**What to produce:** With the pictures left out, copy the listing below exactly.

<<<<

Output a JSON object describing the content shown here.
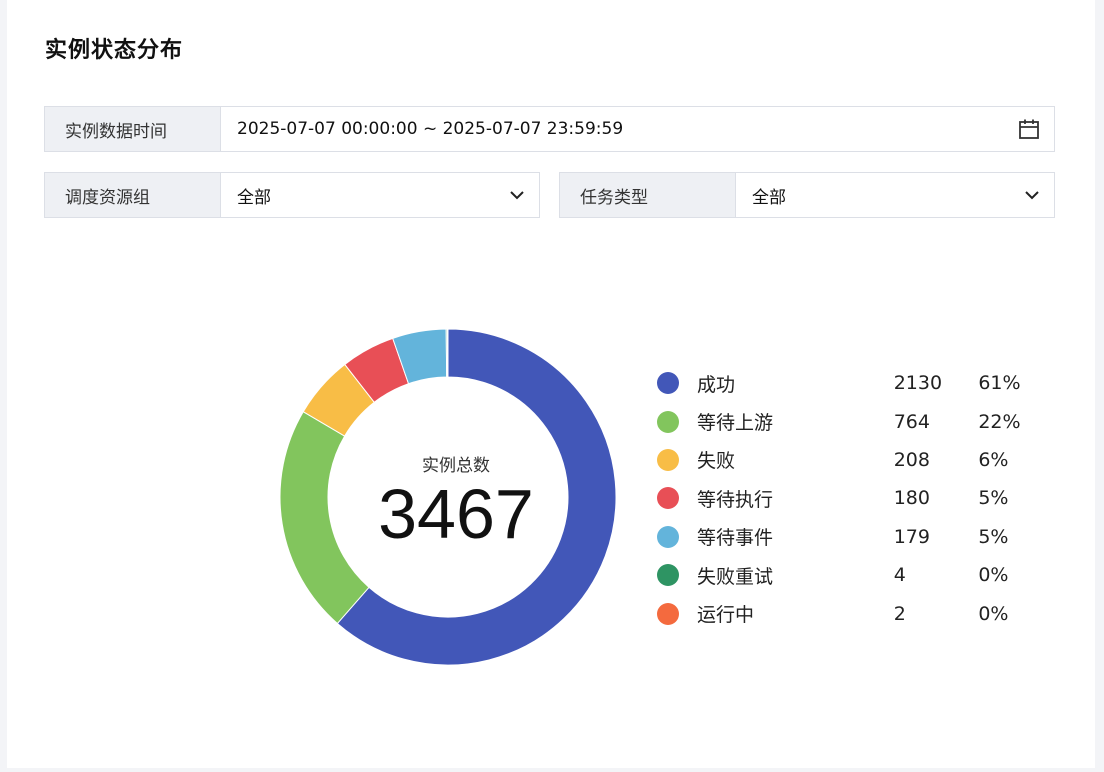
{
  "panel": {
    "title": "实例状态分布"
  },
  "filters": {
    "time": {
      "label": "实例数据时间",
      "value": "2025-07-07 00:00:00  ~ 2025-07-07 23:59:59"
    },
    "resource_group": {
      "label": "调度资源组",
      "value": "全部"
    },
    "task_type": {
      "label": "任务类型",
      "value": "全部"
    }
  },
  "icons": {
    "calendar": "calendar-icon",
    "chevron": "chevron-down-icon"
  },
  "chart_data": {
    "type": "pie",
    "center_label": "实例总数",
    "total": "3467",
    "series": [
      {
        "name": "成功",
        "value": 2130,
        "percent": "61%",
        "color": "#4257b8"
      },
      {
        "name": "等待上游",
        "value": 764,
        "percent": "22%",
        "color": "#82c55d"
      },
      {
        "name": "失败",
        "value": 208,
        "percent": "6%",
        "color": "#f8bd46"
      },
      {
        "name": "等待执行",
        "value": 180,
        "percent": "5%",
        "color": "#e84f56"
      },
      {
        "name": "等待事件",
        "value": 179,
        "percent": "5%",
        "color": "#63b4db"
      },
      {
        "name": "失败重试",
        "value": 4,
        "percent": "0%",
        "color": "#2e9463"
      },
      {
        "name": "运行中",
        "value": 2,
        "percent": "0%",
        "color": "#f46a3e"
      }
    ]
  }
}
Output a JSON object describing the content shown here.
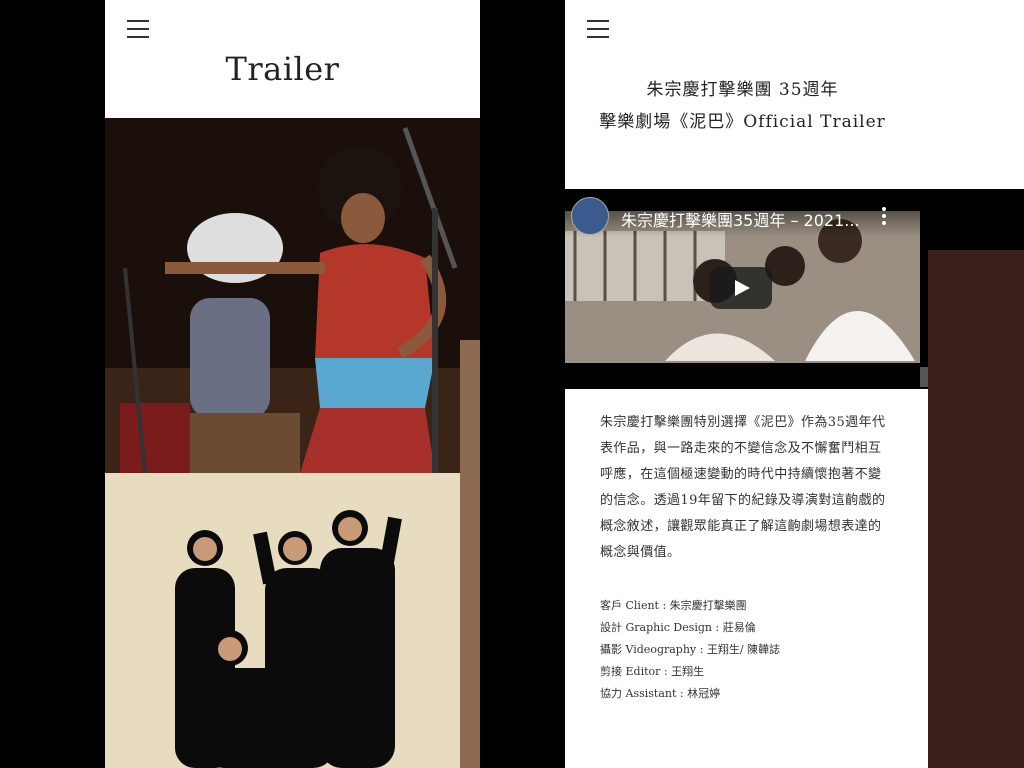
{
  "left_screen": {
    "menu_icon": "hamburger-icon",
    "title": "Trailer",
    "photos": [
      "performance-photo",
      "group-photo"
    ]
  },
  "right_screen": {
    "menu_icon": "hamburger-icon",
    "headline_line1": "朱宗慶打擊樂團 35週年",
    "headline_line2": "擊樂劇場《泥巴》Official Trailer",
    "video": {
      "title": "朱宗慶打擊樂團35週年 – 2021...",
      "play_icon": "play-icon",
      "more_icon": "kebab-menu-icon"
    },
    "description": "朱宗慶打擊樂團特別選擇《泥巴》作為35週年代表作品，與一路走來的不變信念及不懈奮鬥相互呼應，在這個極速變動的時代中持續懷抱著不變的信念。透過19年留下的紀錄及導演對這齣戲的概念敘述，讓觀眾能真正了解這齣劇場想表達的概念與價值。",
    "credits": [
      "客戶 Client : 朱宗慶打擊樂團",
      "設計 Graphic Design : 莊易倫",
      "攝影 Videography : 王翔生/ 陳韡誌",
      "剪接 Editor : 王翔生",
      "協力 Assistant : 林冠婷"
    ]
  }
}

>>>>

**Final answer:**
Output a JSON object describing the content shown here.
{
  "panel": {
    "title": "实例状态分布"
  },
  "filters": {
    "time": {
      "label": "实例数据时间",
      "value": "2025-07-07 00:00:00  ~ 2025-07-07 23:59:59"
    },
    "resource_group": {
      "label": "调度资源组",
      "value": "全部"
    },
    "task_type": {
      "label": "任务类型",
      "value": "全部"
    }
  },
  "icons": {
    "calendar": "calendar-icon",
    "chevron": "chevron-down-icon"
  },
  "chart_data": {
    "type": "pie",
    "center_label": "实例总数",
    "total": "3467",
    "series": [
      {
        "name": "成功",
        "value": 2130,
        "percent": "61%",
        "color": "#4257b8"
      },
      {
        "name": "等待上游",
        "value": 764,
        "percent": "22%",
        "color": "#82c55d"
      },
      {
        "name": "失败",
        "value": 208,
        "percent": "6%",
        "color": "#f8bd46"
      },
      {
        "name": "等待执行",
        "value": 180,
        "percent": "5%",
        "color": "#e84f56"
      },
      {
        "name": "等待事件",
        "value": 179,
        "percent": "5%",
        "color": "#63b4db"
      },
      {
        "name": "失败重试",
        "value": 4,
        "percent": "0%",
        "color": "#2e9463"
      },
      {
        "name": "运行中",
        "value": 2,
        "percent": "0%",
        "color": "#f46a3e"
      }
    ]
  }
}
Output a JSON object describing the content shown here.
{
  "left_screen": {
    "menu_icon": "hamburger-icon",
    "title": "Trailer",
    "photos": [
      "performance-photo",
      "group-photo"
    ]
  },
  "right_screen": {
    "menu_icon": "hamburger-icon",
    "headline_line1": "朱宗慶打擊樂團 35週年",
    "headline_line2": "擊樂劇場《泥巴》Official Trailer",
    "video": {
      "title": "朱宗慶打擊樂團35週年 – 2021...",
      "play_icon": "play-icon",
      "more_icon": "kebab-menu-icon"
    },
    "description": "朱宗慶打擊樂團特別選擇《泥巴》作為35週年代表作品，與一路走來的不變信念及不懈奮鬥相互呼應，在這個極速變動的時代中持續懷抱著不變的信念。透過19年留下的紀錄及導演對這齣戲的概念敘述，讓觀眾能真正了解這齣劇場想表達的概念與價值。",
    "credits": [
      "客戶 Client : 朱宗慶打擊樂團",
      "設計 Graphic Design : 莊易倫",
      "攝影 Videography : 王翔生/ 陳韡誌",
      "剪接 Editor : 王翔生",
      "協力 Assistant : 林冠婷"
    ]
  }
}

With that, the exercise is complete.